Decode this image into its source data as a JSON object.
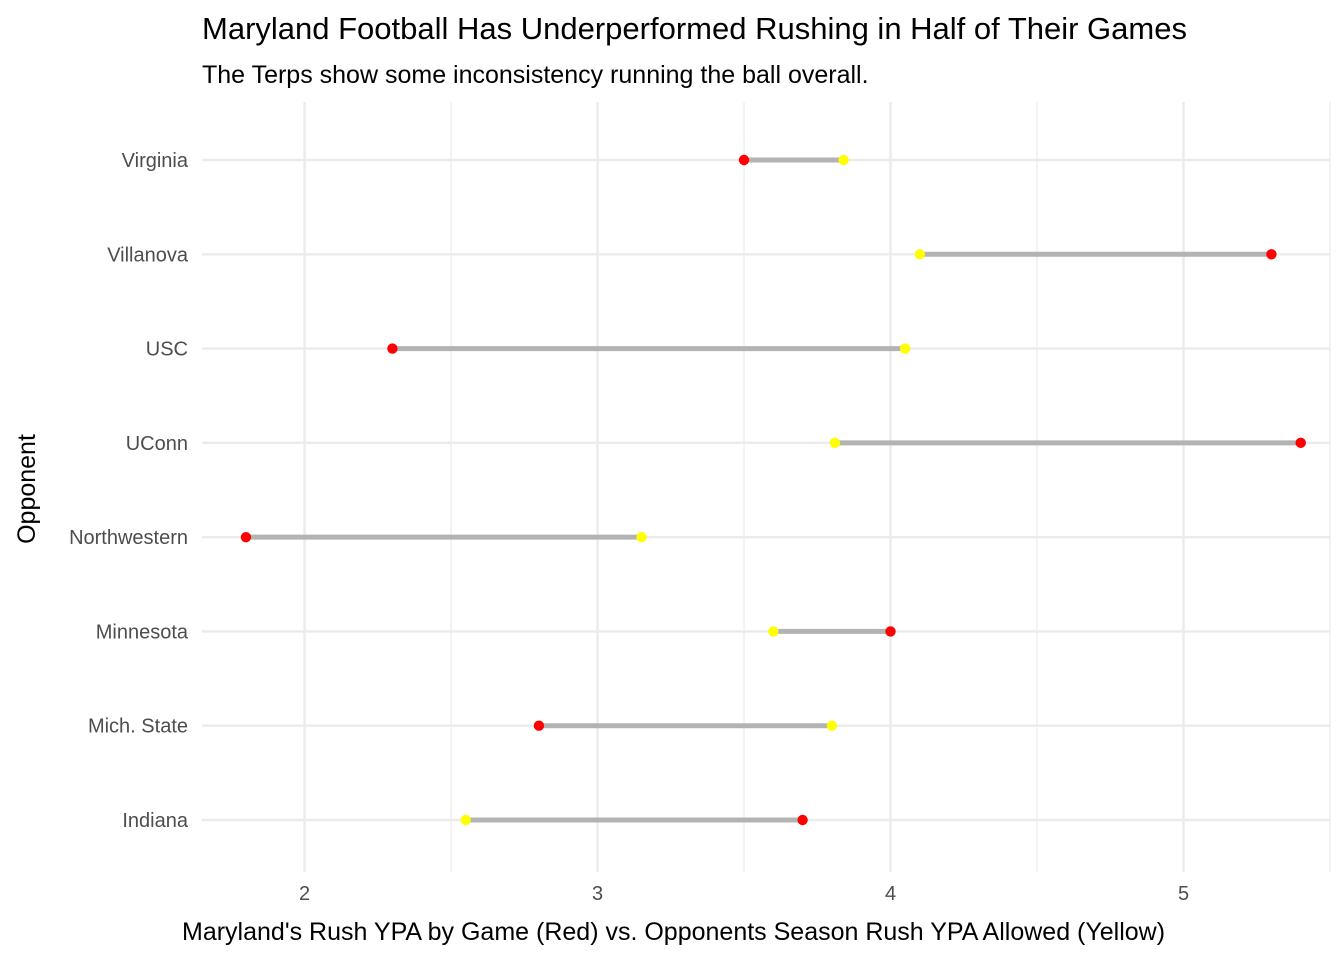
{
  "chart_data": {
    "type": "dumbbell",
    "title": "Maryland Football Has Underperformed Rushing in Half of Their Games",
    "subtitle": "The Terps show some inconsistency running the ball overall.",
    "xlabel": "Maryland's Rush YPA by Game (Red) vs. Opponents Season Rush YPA Allowed (Yellow)",
    "ylabel": "Opponent",
    "xlim": [
      1.65,
      5.5
    ],
    "x_ticks": [
      2,
      3,
      4,
      5
    ],
    "categories": [
      "Indiana",
      "Mich. State",
      "Minnesota",
      "Northwestern",
      "UConn",
      "USC",
      "Villanova",
      "Virginia"
    ],
    "series": [
      {
        "name": "Maryland's Rush YPA by Game",
        "color": "#ff0000",
        "values": [
          3.7,
          2.8,
          4.0,
          1.8,
          5.4,
          2.3,
          5.3,
          3.5
        ]
      },
      {
        "name": "Opponents Season Rush YPA Allowed",
        "color": "#ffff00",
        "values": [
          2.55,
          3.8,
          3.6,
          3.15,
          3.81,
          4.05,
          4.1,
          3.84
        ]
      }
    ],
    "segment_color": "#b3b3b3",
    "grid": true,
    "legend": "none"
  }
}
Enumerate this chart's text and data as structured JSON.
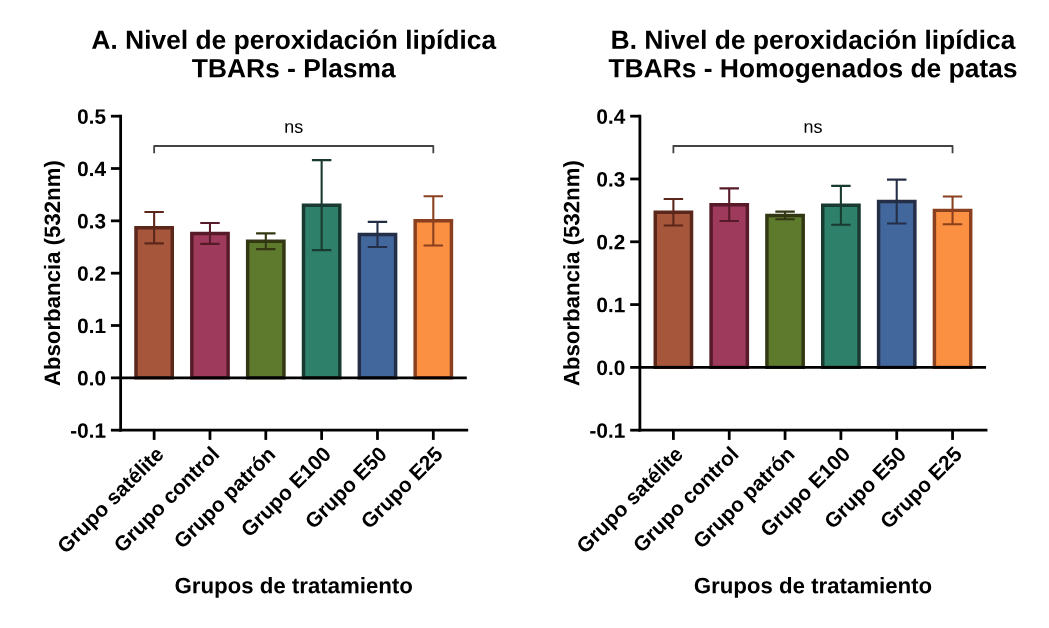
{
  "chart_data": [
    {
      "type": "bar",
      "title": "A. Nivel de peroxidación lipídica\nTBARs - Plasma",
      "xlabel": "Grupos de tratamiento",
      "ylabel": "Absorbancia (532nm)",
      "categories": [
        "Grupo satélite",
        "Grupo control",
        "Grupo patrón",
        "Grupo E100",
        "Grupo E50",
        "Grupo E25"
      ],
      "values": [
        0.287,
        0.276,
        0.261,
        0.33,
        0.274,
        0.3
      ],
      "errors": [
        0.03,
        0.02,
        0.015,
        0.086,
        0.024,
        0.047
      ],
      "colors": [
        "#a6573b",
        "#9e3a5c",
        "#5e7a2c",
        "#2e806a",
        "#41679c",
        "#fb8f42"
      ],
      "ylim": [
        -0.1,
        0.5
      ],
      "yticks": [
        -0.1,
        {
          "value": 0,
          "label": "0.0"
        },
        0.1,
        0.2,
        0.3,
        0.4,
        0.5
      ],
      "grid": false,
      "ref_lines": [
        {
          "axis": "y",
          "value": 0,
          "color": "#000000"
        }
      ],
      "annotations": [
        "ns"
      ]
    },
    {
      "type": "bar",
      "title": "B. Nivel de peroxidación lipídica\nTBARs - Homogenados de patas",
      "xlabel": "Grupos de tratamiento",
      "ylabel": "Absorbancia (532nm)",
      "categories": [
        "Grupo satélite",
        "Grupo control",
        "Grupo patrón",
        "Grupo E100",
        "Grupo E50",
        "Grupo E25"
      ],
      "values": [
        0.247,
        0.259,
        0.242,
        0.258,
        0.264,
        0.25
      ],
      "errors": [
        0.021,
        0.026,
        0.006,
        0.031,
        0.035,
        0.022
      ],
      "colors": [
        "#a6573b",
        "#9e3a5c",
        "#5e7a2c",
        "#2e806a",
        "#41679c",
        "#fb8f42"
      ],
      "ylim": [
        -0.1,
        0.4
      ],
      "yticks": [
        -0.1,
        {
          "value": 0,
          "label": "0.0"
        },
        0.1,
        0.2,
        0.3,
        0.4
      ],
      "grid": false,
      "ref_lines": [
        {
          "axis": "y",
          "value": 0,
          "color": "#000000"
        }
      ],
      "annotations": [
        "ns"
      ]
    }
  ]
}
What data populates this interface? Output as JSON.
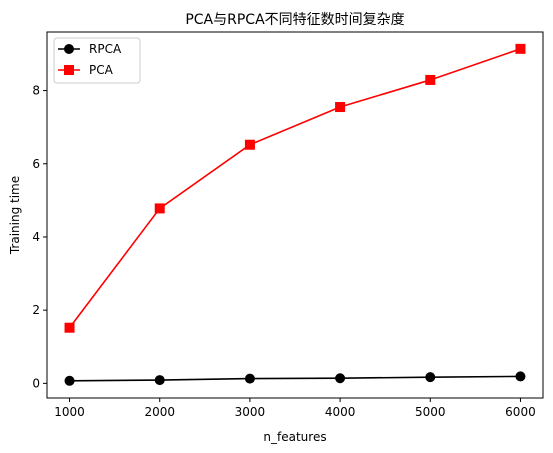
{
  "chart_data": {
    "type": "line",
    "title": "PCA与RPCA不同特征数时间复杂度",
    "xlabel": "n_features",
    "ylabel": "Training time",
    "x": [
      1000,
      2000,
      3000,
      4000,
      5000,
      6000
    ],
    "xlim": [
      750,
      6250
    ],
    "ylim": [
      -0.4,
      9.6
    ],
    "xticks": [
      1000,
      2000,
      3000,
      4000,
      5000,
      6000
    ],
    "yticks": [
      0,
      2,
      4,
      6,
      8
    ],
    "grid": false,
    "legend_position": "top-left",
    "series": [
      {
        "name": "RPCA",
        "marker": "circle",
        "color": "#000000",
        "values": [
          0.07,
          0.09,
          0.13,
          0.14,
          0.17,
          0.19
        ]
      },
      {
        "name": "PCA",
        "marker": "square",
        "color": "#ff0000",
        "values": [
          1.52,
          4.78,
          6.52,
          7.55,
          8.29,
          9.14
        ]
      }
    ]
  }
}
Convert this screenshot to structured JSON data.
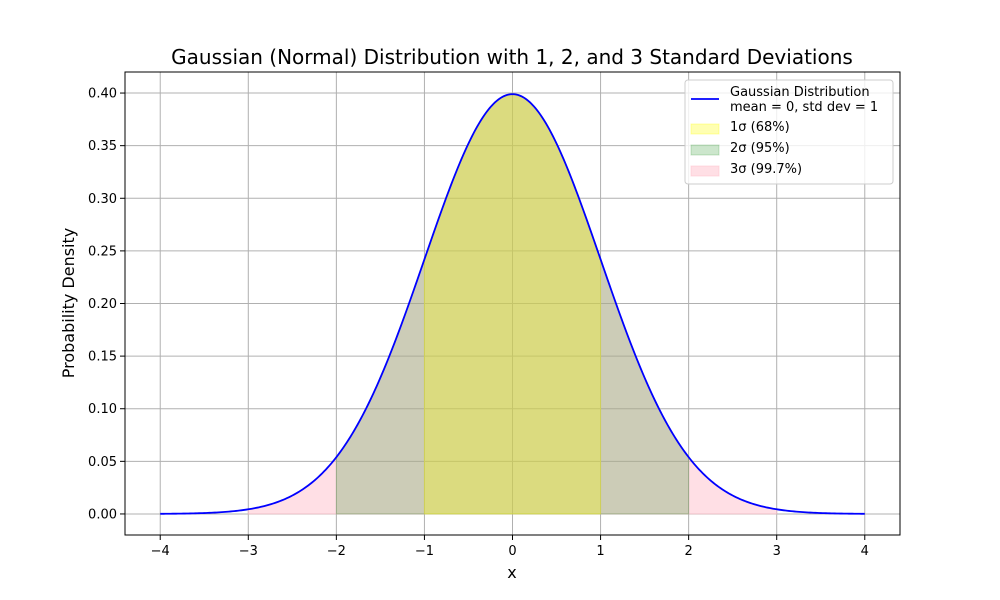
{
  "chart_data": {
    "type": "area",
    "title": "Gaussian (Normal) Distribution with 1, 2, and 3 Standard Deviations",
    "xlabel": "x",
    "ylabel": "Probability Density",
    "xlim": [
      -4.4,
      4.4
    ],
    "ylim": [
      -0.02,
      0.42
    ],
    "xticks": [
      -4,
      -3,
      -2,
      -1,
      0,
      1,
      2,
      3,
      4
    ],
    "xtick_labels": [
      "−4",
      "−3",
      "−2",
      "−1",
      "0",
      "1",
      "2",
      "3",
      "4"
    ],
    "yticks": [
      0.0,
      0.05,
      0.1,
      0.15,
      0.2,
      0.25,
      0.3,
      0.35,
      0.4
    ],
    "ytick_labels": [
      "0.00",
      "0.05",
      "0.10",
      "0.15",
      "0.20",
      "0.25",
      "0.30",
      "0.35",
      "0.40"
    ],
    "grid": true,
    "legend_position": "top-right",
    "series": [
      {
        "name": "Gaussian Distribution\nmean = 0, std dev = 1",
        "kind": "line",
        "color": "#0000ff",
        "mean": 0,
        "std": 1,
        "x_range": [
          -4,
          4
        ],
        "x": [
          -4,
          -3.5,
          -3,
          -2.5,
          -2,
          -1.5,
          -1,
          -0.5,
          0,
          0.5,
          1,
          1.5,
          2,
          2.5,
          3,
          3.5,
          4
        ],
        "y": [
          0.0001,
          0.0009,
          0.0044,
          0.0175,
          0.054,
          0.1295,
          0.242,
          0.3521,
          0.3989,
          0.3521,
          0.242,
          0.1295,
          0.054,
          0.0175,
          0.0044,
          0.0009,
          0.0001
        ]
      },
      {
        "name": "3σ (99.7%)",
        "kind": "fill",
        "range": [
          -3,
          3
        ],
        "color": "#ffc0cb",
        "alpha": 0.5
      },
      {
        "name": "2σ (95%)",
        "kind": "fill",
        "range": [
          -2,
          2
        ],
        "color": "#008000",
        "alpha": 0.2
      },
      {
        "name": "1σ (68%)",
        "kind": "fill",
        "range": [
          -1,
          1
        ],
        "color": "#ffff00",
        "alpha": 0.3
      }
    ],
    "legend": [
      {
        "label_lines": [
          "Gaussian Distribution",
          "mean = 0, std dev = 1"
        ],
        "kind": "line",
        "color": "#0000ff"
      },
      {
        "label_lines": [
          "1σ (68%)"
        ],
        "kind": "patch",
        "color": "#ffff00",
        "alpha": 0.3
      },
      {
        "label_lines": [
          "2σ (95%)"
        ],
        "kind": "patch",
        "color": "#008000",
        "alpha": 0.2
      },
      {
        "label_lines": [
          "3σ (99.7%)"
        ],
        "kind": "patch",
        "color": "#ffc0cb",
        "alpha": 0.5
      }
    ]
  }
}
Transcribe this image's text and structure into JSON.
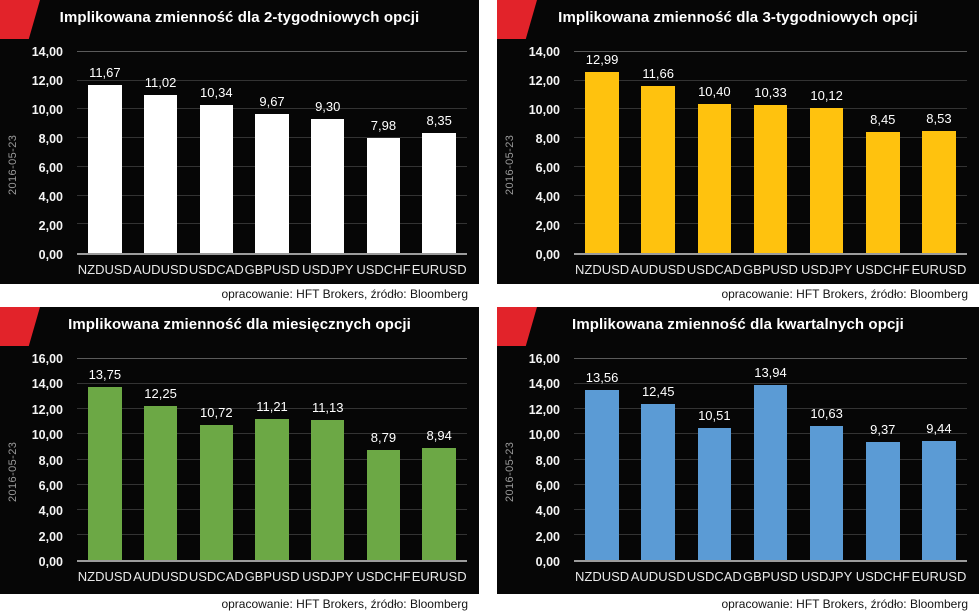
{
  "accent_color": "#e2232a",
  "background_color": "#060606",
  "chart_data": [
    {
      "type": "bar",
      "title": "Implikowana zmienność dla 2-tygodniowych opcji",
      "date_label": "2016-05-23",
      "source_note": "opracowanie: HFT Brokers, źródło: Bloomberg",
      "bar_color": "#ffffff",
      "ylim": [
        0,
        14
      ],
      "y_step": 2,
      "grid": "on",
      "categories": [
        "NZDUSD",
        "AUDUSD",
        "USDCAD",
        "GBPUSD",
        "USDJPY",
        "USDCHF",
        "EURUSD"
      ],
      "values": [
        11.67,
        11.02,
        10.34,
        9.67,
        9.3,
        7.98,
        8.35
      ],
      "value_labels": [
        "11,67",
        "11,02",
        "10,34",
        "9,67",
        "9,30",
        "7,98",
        "8,35"
      ],
      "xlabel": "",
      "ylabel": ""
    },
    {
      "type": "bar",
      "title": "Implikowana zmienność dla 3-tygodniowych opcji",
      "date_label": "2016-05-23",
      "source_note": "opracowanie: HFT Brokers, źródło: Bloomberg",
      "bar_color": "#ffc20e",
      "ylim": [
        0,
        14
      ],
      "y_step": 2,
      "grid": "on",
      "categories": [
        "NZDUSD",
        "AUDUSD",
        "USDCAD",
        "GBPUSD",
        "USDJPY",
        "USDCHF",
        "EURUSD"
      ],
      "values": [
        12.99,
        11.66,
        10.4,
        10.33,
        10.12,
        8.45,
        8.53
      ],
      "value_labels": [
        "12,99",
        "11,66",
        "10,40",
        "10,33",
        "10,12",
        "8,45",
        "8,53"
      ],
      "xlabel": "",
      "ylabel": ""
    },
    {
      "type": "bar",
      "title": "Implikowana zmienność dla miesięcznych opcji",
      "date_label": "2016-05-23",
      "source_note": "opracowanie: HFT Brokers, źródło: Bloomberg",
      "bar_color": "#6ca845",
      "ylim": [
        0,
        16
      ],
      "y_step": 2,
      "grid": "on",
      "categories": [
        "NZDUSD",
        "AUDUSD",
        "USDCAD",
        "GBPUSD",
        "USDJPY",
        "USDCHF",
        "EURUSD"
      ],
      "values": [
        13.75,
        12.25,
        10.72,
        11.21,
        11.13,
        8.79,
        8.94
      ],
      "value_labels": [
        "13,75",
        "12,25",
        "10,72",
        "11,21",
        "11,13",
        "8,79",
        "8,94"
      ],
      "xlabel": "",
      "ylabel": ""
    },
    {
      "type": "bar",
      "title": "Implikowana zmienność dla kwartalnych opcji",
      "date_label": "2016-05-23",
      "source_note": "opracowanie: HFT Brokers, źródło: Bloomberg",
      "bar_color": "#5b9bd5",
      "ylim": [
        0,
        16
      ],
      "y_step": 2,
      "grid": "on",
      "categories": [
        "NZDUSD",
        "AUDUSD",
        "USDCAD",
        "GBPUSD",
        "USDJPY",
        "USDCHF",
        "EURUSD"
      ],
      "values": [
        13.56,
        12.45,
        10.51,
        13.94,
        10.63,
        9.37,
        9.44
      ],
      "value_labels": [
        "13,56",
        "12,45",
        "10,51",
        "13,94",
        "10,63",
        "9,37",
        "9,44"
      ],
      "xlabel": "",
      "ylabel": ""
    }
  ]
}
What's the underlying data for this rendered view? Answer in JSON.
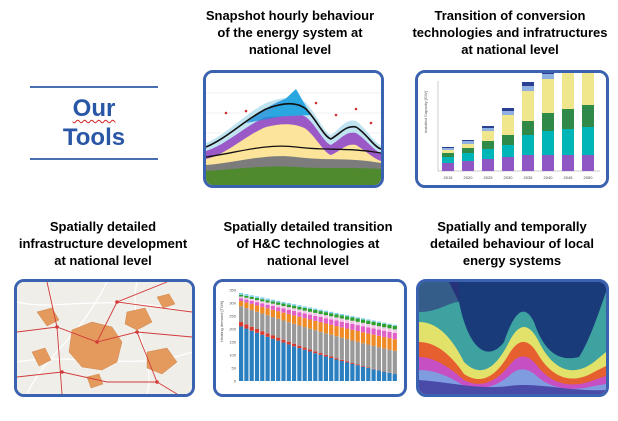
{
  "header": {
    "title_lines": [
      "Our",
      "Tools"
    ]
  },
  "tools": [
    {
      "name": "snapshot-hourly",
      "caption_lines": [
        "Snapshot hourly behaviour",
        "of the energy system at",
        "national level"
      ]
    },
    {
      "name": "transition-conversion",
      "caption_lines": [
        "Transition of conversion",
        "technologies and infratructures",
        "at national level"
      ],
      "chart": {
        "type": "bar",
        "ylabel": "Installed Capacity [GW]",
        "categories": [
          "2015",
          "2020",
          "2025",
          "2030",
          "2035",
          "2040",
          "2045",
          "2050"
        ]
      }
    },
    {
      "name": "spatial-infrastructure",
      "caption_lines": [
        "Spatially detailed",
        "infrastructure development",
        "at national level"
      ]
    },
    {
      "name": "spatial-hc",
      "caption_lines": [
        "Spatially detailed transition",
        "of H&C technologies at",
        "national level"
      ],
      "chart": {
        "type": "bar",
        "ylabel": "Heating demand [TWh]",
        "yticks": [
          "350",
          "300",
          "250",
          "200",
          "150",
          "100",
          "50",
          "0"
        ]
      }
    },
    {
      "name": "spatial-temporal-local",
      "caption_lines": [
        "Spatially and temporally",
        "detailed behaviour of local",
        "energy systems"
      ]
    }
  ],
  "colors": {
    "title": "#2a56a6",
    "panel_border": "#3a62b0",
    "underline_wavy": "#d02020"
  }
}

● **Exercise goal**
Copy each line holding the word "opcji" from the listing above.

● **Solution for this exercise**
      "title": "Implikowana zmienność dla 2-tygodniowych opcji",
      "title": "Implikowana zmienność dla 3-tygodniowych opcji",
      "title": "Implikowana zmienność dla miesięcznych opcji",
      "title": "Implikowana zmienność dla kwartalnych opcji",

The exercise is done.